**WHAT TO PRODUCE:** Reproduce the listing below word for word, from the line containing "Patent image size: (867, 281)." through the line containing "The web of cloth C is at (717, 42).", both included.

(Dataset excerpts)
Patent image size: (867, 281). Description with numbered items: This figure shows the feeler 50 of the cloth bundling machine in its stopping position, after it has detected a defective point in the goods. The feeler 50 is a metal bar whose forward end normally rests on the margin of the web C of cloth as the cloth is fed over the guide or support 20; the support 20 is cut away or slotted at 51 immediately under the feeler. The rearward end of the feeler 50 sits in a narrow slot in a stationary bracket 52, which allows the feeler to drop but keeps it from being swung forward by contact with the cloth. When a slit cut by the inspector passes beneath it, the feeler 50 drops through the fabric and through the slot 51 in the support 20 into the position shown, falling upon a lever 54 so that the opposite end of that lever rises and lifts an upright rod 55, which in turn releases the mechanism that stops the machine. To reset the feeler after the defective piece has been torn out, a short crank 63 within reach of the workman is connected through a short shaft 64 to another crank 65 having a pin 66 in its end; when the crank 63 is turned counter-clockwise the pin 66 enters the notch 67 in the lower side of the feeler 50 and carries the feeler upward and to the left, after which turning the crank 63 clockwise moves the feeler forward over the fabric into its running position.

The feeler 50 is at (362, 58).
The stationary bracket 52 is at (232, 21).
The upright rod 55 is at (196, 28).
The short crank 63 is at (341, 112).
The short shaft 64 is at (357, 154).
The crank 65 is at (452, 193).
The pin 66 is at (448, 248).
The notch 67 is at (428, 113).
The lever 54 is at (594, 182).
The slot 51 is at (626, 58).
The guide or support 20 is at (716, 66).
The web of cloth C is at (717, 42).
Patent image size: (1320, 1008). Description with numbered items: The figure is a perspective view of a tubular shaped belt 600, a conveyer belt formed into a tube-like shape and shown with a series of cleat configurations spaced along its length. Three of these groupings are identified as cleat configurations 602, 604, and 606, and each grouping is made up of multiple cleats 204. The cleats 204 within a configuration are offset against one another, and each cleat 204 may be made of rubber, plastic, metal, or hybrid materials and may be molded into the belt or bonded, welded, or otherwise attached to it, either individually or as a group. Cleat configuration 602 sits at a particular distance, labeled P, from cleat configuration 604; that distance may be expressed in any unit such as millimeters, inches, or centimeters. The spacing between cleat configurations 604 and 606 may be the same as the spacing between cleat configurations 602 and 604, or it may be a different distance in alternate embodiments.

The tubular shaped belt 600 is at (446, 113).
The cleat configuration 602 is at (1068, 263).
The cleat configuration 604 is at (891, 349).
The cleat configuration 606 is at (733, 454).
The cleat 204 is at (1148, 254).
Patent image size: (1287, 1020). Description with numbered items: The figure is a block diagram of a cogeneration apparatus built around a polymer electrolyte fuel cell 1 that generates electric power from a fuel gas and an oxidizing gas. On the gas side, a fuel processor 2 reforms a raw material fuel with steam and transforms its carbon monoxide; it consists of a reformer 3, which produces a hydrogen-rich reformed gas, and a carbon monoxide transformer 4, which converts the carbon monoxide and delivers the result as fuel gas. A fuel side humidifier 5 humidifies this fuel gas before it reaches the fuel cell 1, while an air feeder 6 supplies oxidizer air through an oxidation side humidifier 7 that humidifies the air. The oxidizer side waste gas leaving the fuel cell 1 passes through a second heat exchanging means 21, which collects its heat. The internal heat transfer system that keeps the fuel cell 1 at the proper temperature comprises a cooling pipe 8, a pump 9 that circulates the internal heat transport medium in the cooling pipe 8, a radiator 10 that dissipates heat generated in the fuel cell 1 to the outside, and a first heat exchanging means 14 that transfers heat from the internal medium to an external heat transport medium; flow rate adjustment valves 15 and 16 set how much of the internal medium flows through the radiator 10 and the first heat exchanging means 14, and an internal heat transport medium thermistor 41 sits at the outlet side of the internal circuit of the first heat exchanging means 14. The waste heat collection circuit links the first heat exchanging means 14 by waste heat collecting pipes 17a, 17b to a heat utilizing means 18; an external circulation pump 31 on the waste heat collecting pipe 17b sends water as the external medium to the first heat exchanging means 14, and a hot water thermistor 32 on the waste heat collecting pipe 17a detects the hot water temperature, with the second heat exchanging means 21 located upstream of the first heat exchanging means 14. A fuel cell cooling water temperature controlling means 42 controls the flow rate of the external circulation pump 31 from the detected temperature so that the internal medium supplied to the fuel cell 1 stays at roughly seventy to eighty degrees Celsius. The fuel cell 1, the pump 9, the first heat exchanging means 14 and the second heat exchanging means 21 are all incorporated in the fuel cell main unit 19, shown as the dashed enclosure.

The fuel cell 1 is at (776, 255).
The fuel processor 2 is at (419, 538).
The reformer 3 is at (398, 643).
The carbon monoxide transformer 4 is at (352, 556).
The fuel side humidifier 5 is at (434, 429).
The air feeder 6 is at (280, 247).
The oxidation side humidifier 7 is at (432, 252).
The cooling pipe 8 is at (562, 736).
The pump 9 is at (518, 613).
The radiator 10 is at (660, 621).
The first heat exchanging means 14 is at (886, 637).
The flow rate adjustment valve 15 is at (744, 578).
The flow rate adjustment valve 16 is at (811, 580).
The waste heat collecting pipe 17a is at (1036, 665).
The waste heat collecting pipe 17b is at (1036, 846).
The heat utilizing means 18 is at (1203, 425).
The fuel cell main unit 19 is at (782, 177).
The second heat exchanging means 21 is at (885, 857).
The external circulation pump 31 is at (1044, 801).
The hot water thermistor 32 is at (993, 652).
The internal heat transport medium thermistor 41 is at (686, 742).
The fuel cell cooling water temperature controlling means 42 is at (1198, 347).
==
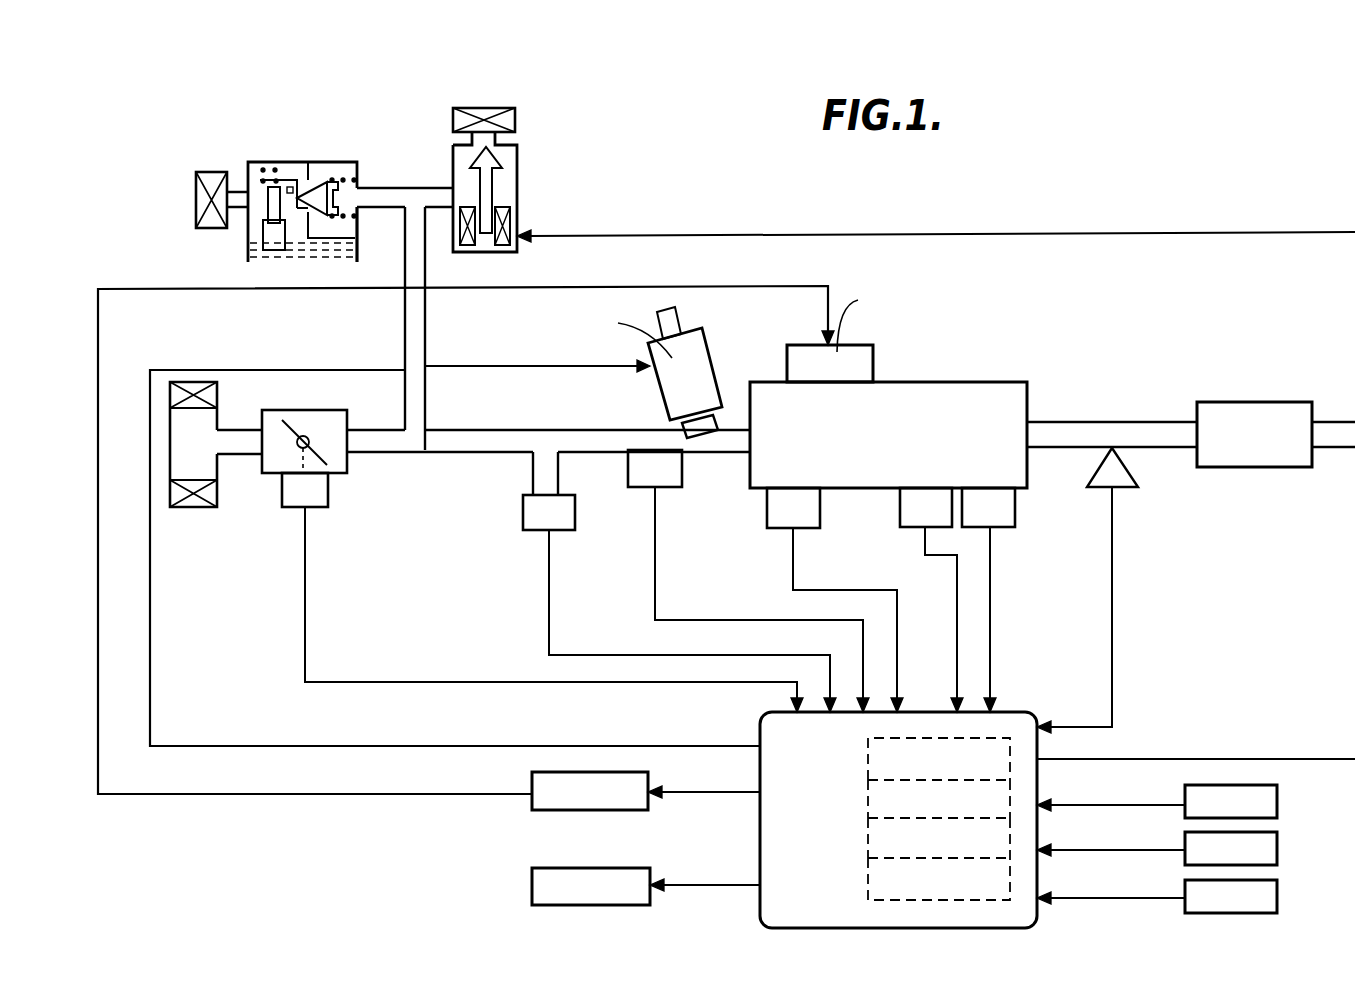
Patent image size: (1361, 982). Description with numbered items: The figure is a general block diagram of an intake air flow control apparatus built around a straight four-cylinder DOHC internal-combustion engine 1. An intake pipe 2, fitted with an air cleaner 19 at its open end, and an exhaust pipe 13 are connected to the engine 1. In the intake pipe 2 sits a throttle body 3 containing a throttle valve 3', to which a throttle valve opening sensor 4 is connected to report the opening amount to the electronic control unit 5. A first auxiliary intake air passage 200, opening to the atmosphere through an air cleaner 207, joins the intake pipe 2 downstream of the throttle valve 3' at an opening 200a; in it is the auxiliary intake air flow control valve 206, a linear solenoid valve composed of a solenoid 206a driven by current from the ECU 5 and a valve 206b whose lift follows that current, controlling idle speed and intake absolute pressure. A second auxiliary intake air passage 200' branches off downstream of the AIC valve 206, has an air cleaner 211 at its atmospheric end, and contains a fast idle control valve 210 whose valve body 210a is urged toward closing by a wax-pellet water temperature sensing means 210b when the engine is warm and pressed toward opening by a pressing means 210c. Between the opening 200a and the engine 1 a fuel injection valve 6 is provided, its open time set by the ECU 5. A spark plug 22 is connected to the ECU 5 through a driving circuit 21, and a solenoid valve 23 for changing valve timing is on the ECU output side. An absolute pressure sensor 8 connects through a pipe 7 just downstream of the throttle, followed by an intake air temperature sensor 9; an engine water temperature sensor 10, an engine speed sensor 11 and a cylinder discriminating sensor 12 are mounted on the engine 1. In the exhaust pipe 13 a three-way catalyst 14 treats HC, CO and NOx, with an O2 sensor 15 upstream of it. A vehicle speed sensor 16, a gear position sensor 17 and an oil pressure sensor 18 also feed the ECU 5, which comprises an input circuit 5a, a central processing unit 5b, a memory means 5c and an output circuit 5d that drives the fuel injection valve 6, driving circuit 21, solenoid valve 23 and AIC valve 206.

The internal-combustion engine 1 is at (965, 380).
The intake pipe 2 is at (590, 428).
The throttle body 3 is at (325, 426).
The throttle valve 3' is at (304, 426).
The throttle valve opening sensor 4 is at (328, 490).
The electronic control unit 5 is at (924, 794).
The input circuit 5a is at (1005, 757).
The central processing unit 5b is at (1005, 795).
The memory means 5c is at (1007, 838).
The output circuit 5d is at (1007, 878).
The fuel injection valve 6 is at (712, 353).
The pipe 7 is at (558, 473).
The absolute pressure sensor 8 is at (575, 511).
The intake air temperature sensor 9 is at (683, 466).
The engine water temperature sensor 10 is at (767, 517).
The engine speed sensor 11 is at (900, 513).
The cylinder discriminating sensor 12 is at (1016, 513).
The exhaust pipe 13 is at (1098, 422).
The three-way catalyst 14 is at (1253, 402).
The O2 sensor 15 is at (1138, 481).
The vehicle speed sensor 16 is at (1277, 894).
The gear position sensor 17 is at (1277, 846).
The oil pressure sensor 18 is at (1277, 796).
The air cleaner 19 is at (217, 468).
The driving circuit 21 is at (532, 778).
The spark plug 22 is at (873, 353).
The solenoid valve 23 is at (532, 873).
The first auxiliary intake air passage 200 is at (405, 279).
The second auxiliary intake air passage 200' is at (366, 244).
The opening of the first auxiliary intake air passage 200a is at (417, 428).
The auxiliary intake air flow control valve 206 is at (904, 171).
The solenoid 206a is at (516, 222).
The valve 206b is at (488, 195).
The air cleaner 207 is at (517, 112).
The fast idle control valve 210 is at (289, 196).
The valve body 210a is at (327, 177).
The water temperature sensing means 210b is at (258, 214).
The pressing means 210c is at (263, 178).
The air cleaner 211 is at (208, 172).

**THE SOLUTION:**
Patent image size: (867, 281). Description with numbered items: This figure shows the feeler 50 of the cloth bundling machine in its stopping position, after it has detected a defective point in the goods. The feeler 50 is a metal bar whose forward end normally rests on the margin of the web C of cloth as the cloth is fed over the guide or support 20; the support 20 is cut away or slotted at 51 immediately under the feeler. The rearward end of the feeler 50 sits in a narrow slot in a stationary bracket 52, which allows the feeler to drop but keeps it from being swung forward by contact with the cloth. When a slit cut by the inspector passes beneath it, the feeler 50 drops through the fabric and through the slot 51 in the support 20 into the position shown, falling upon a lever 54 so that the opposite end of that lever rises and lifts an upright rod 55, which in turn releases the mechanism that stops the machine. To reset the feeler after the defective piece has been torn out, a short crank 63 within reach of the workman is connected through a short shaft 64 to another crank 65 having a pin 66 in its end; when the crank 63 is turned counter-clockwise the pin 66 enters the notch 67 in the lower side of the feeler 50 and carries the feeler upward and to the left, after which turning the crank 63 clockwise moves the feeler forward over the fabric into its running position.

The feeler 50 is at (362, 58).
The stationary bracket 52 is at (232, 21).
The upright rod 55 is at (196, 28).
The short crank 63 is at (341, 112).
The short shaft 64 is at (357, 154).
The crank 65 is at (452, 193).
The pin 66 is at (448, 248).
The notch 67 is at (428, 113).
The lever 54 is at (594, 182).
The slot 51 is at (626, 58).
The guide or support 20 is at (716, 66).
The web of cloth C is at (717, 42).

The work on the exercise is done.